Task to complete:
Records follow. Pull out every line that contains "without".

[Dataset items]
--------------------------------

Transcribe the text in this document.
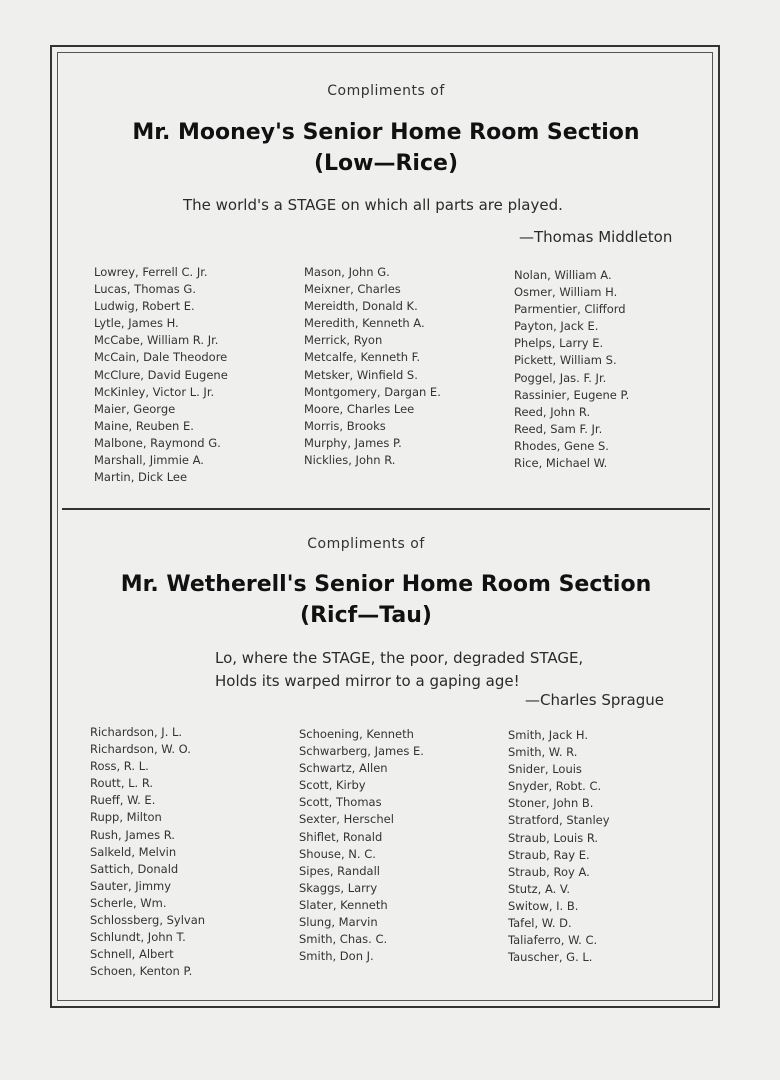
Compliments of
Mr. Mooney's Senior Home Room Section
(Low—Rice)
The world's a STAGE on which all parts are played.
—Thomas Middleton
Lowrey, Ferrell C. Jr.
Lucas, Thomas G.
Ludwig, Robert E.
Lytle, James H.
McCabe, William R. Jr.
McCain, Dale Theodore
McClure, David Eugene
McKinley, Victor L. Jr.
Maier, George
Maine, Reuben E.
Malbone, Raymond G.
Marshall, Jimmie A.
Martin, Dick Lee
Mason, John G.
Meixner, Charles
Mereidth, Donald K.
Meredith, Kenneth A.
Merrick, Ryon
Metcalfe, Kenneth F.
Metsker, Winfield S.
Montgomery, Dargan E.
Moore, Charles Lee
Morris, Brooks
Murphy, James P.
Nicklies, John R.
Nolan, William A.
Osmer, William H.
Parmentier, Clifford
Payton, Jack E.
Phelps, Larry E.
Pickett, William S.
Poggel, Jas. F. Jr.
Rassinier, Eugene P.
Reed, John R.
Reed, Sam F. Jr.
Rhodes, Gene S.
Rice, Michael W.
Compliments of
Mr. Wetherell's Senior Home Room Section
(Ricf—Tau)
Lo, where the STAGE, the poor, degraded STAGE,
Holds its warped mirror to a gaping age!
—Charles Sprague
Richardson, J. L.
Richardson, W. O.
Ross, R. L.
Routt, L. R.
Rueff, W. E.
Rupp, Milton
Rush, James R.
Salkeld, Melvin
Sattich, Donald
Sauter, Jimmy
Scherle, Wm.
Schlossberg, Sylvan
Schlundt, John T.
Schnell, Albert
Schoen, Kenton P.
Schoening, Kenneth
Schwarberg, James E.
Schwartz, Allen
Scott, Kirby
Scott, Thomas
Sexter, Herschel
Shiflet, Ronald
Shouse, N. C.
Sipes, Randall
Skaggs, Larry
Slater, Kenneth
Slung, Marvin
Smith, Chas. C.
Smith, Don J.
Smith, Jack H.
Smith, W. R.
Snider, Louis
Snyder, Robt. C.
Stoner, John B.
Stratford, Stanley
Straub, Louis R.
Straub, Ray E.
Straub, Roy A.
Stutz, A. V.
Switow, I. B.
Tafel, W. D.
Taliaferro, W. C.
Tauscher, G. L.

--------------------------------

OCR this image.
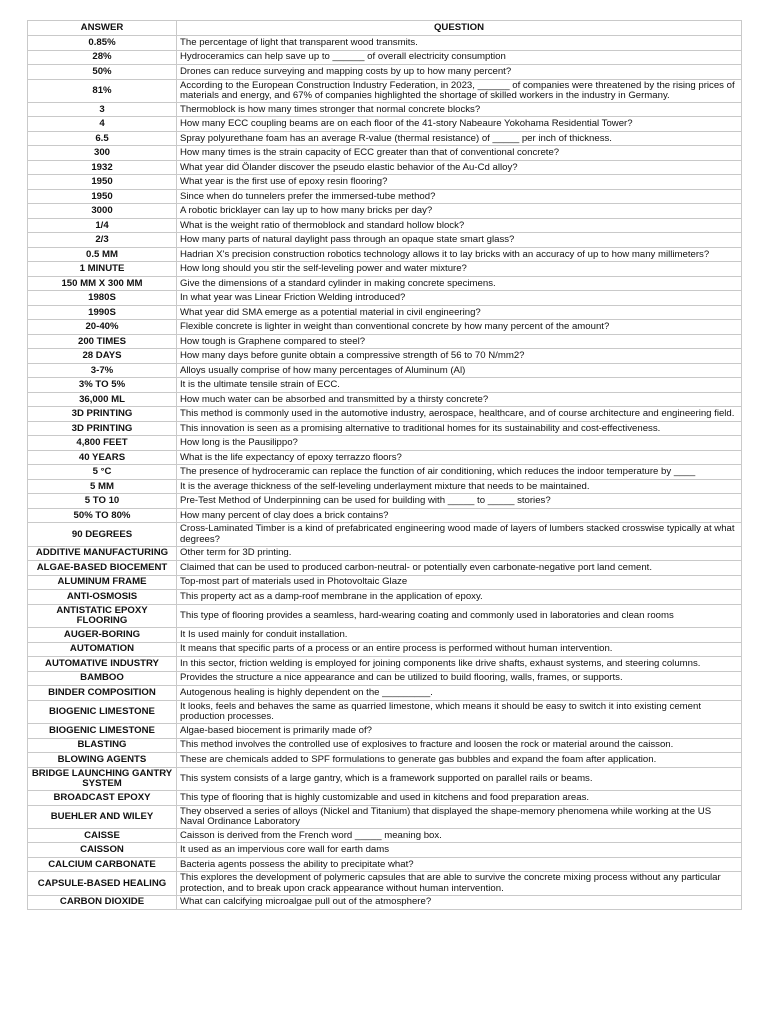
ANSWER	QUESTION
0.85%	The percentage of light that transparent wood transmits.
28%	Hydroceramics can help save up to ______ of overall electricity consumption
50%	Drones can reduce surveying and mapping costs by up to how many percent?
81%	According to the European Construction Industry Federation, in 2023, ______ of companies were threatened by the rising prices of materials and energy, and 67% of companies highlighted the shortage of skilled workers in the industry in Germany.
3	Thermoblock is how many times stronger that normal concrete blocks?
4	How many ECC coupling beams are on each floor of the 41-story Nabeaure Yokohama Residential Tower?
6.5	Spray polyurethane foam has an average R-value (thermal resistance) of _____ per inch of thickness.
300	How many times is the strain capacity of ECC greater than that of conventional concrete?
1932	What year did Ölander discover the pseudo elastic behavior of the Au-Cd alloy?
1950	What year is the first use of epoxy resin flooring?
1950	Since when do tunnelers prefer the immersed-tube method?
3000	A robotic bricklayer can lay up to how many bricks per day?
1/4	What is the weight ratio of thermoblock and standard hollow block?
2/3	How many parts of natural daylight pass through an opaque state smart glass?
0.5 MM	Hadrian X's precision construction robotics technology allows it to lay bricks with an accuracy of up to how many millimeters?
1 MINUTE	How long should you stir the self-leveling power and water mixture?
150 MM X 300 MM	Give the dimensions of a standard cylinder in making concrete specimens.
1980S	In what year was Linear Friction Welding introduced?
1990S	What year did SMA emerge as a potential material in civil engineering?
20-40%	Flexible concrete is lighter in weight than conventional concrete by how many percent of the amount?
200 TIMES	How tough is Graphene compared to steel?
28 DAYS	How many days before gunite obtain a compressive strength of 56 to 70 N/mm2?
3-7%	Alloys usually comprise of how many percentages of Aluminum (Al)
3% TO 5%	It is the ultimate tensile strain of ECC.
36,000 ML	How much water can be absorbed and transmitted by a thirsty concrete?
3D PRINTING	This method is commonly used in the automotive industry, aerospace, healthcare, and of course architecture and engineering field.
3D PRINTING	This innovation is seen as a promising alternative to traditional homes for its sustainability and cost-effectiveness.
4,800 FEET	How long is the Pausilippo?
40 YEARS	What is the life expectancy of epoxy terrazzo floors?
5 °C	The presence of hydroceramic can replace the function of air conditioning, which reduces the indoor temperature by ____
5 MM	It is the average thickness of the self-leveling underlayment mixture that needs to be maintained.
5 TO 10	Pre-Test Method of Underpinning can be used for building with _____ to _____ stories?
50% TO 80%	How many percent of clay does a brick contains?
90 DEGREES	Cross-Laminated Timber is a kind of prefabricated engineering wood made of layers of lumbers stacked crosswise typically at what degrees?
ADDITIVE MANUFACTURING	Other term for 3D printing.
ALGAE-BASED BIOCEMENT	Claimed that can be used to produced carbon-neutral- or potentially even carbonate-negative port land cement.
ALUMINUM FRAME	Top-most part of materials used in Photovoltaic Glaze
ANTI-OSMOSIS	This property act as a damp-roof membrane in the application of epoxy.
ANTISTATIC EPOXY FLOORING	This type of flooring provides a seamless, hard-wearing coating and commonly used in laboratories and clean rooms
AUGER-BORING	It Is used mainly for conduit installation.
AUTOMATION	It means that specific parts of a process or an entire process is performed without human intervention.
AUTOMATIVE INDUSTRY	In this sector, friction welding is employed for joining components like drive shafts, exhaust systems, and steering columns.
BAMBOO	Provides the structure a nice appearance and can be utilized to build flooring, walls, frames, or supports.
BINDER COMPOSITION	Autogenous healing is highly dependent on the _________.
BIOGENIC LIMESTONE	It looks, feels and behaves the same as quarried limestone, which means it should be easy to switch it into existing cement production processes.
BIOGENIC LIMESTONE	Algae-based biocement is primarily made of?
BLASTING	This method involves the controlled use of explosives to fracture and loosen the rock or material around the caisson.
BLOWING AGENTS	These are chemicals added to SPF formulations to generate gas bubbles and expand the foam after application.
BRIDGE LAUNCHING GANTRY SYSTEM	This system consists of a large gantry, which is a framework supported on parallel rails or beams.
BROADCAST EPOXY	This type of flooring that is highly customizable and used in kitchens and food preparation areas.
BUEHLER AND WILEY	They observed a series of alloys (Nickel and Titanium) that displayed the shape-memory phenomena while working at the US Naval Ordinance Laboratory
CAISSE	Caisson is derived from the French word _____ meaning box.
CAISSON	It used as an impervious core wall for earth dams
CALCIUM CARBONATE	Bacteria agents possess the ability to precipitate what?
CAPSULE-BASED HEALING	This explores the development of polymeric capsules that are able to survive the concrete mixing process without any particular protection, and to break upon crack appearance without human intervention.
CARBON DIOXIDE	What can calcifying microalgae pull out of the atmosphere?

--------------------------------

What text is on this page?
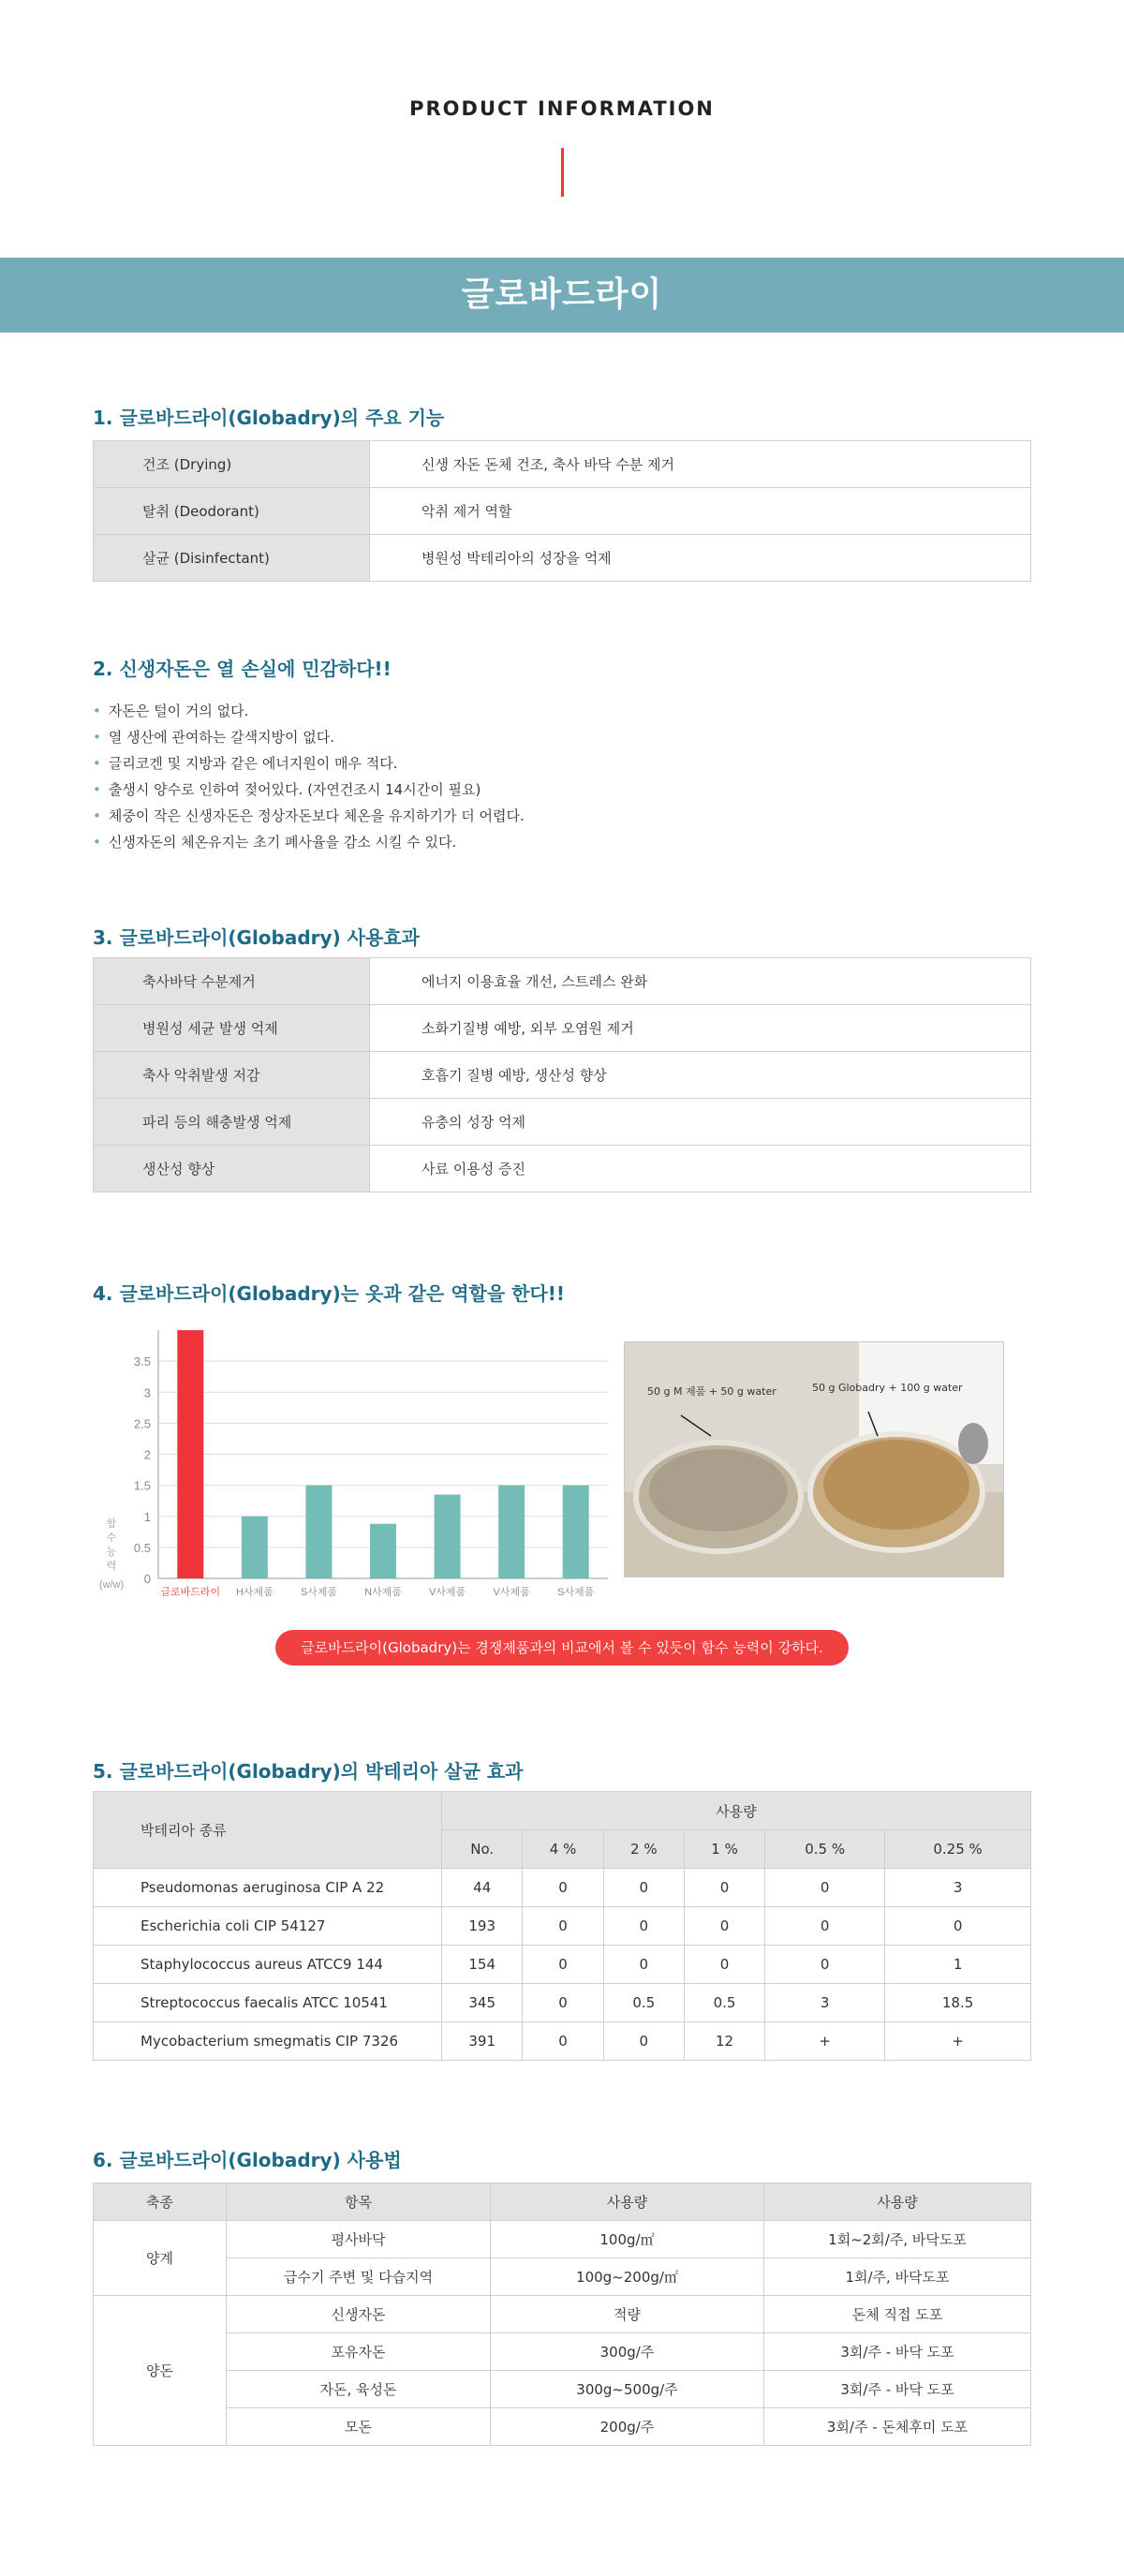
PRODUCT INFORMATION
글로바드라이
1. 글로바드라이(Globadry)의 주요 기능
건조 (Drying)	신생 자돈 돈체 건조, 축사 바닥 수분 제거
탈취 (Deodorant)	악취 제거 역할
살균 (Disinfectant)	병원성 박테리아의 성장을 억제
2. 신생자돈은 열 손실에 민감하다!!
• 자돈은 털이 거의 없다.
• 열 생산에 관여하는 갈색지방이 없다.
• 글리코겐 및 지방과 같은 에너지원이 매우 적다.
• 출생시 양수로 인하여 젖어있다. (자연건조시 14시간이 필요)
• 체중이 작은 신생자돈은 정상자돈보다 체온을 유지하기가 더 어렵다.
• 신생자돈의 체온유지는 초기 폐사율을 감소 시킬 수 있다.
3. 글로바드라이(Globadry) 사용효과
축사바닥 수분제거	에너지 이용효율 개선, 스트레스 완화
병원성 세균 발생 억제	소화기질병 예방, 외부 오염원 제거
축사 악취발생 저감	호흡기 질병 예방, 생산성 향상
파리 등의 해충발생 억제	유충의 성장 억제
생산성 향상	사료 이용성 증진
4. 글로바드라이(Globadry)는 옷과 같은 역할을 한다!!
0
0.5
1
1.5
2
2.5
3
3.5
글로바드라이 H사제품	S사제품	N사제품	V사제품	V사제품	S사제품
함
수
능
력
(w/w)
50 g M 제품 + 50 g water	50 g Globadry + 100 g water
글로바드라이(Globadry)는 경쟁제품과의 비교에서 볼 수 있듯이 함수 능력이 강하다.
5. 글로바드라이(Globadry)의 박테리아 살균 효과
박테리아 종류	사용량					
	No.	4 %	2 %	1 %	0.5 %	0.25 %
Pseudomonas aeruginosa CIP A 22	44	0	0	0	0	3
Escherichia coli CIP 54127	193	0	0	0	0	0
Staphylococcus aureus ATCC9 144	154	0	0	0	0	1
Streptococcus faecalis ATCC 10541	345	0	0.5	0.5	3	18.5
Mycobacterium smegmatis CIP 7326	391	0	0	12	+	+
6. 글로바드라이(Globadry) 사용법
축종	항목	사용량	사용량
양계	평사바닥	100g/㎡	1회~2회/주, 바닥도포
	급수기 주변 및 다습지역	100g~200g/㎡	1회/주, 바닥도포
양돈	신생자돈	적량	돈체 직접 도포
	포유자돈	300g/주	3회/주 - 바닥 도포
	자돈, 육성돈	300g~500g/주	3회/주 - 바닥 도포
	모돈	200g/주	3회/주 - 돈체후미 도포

--------------------------------

Solution:
AUTOMATION	It means that specific parts of a process or an entire process is performed without human intervention.
CAPSULE-BASED HEALING	This explores the development of polymeric capsules that are able to survive the concrete mixing process without any particular protection, and to break upon crack appearance without human intervention.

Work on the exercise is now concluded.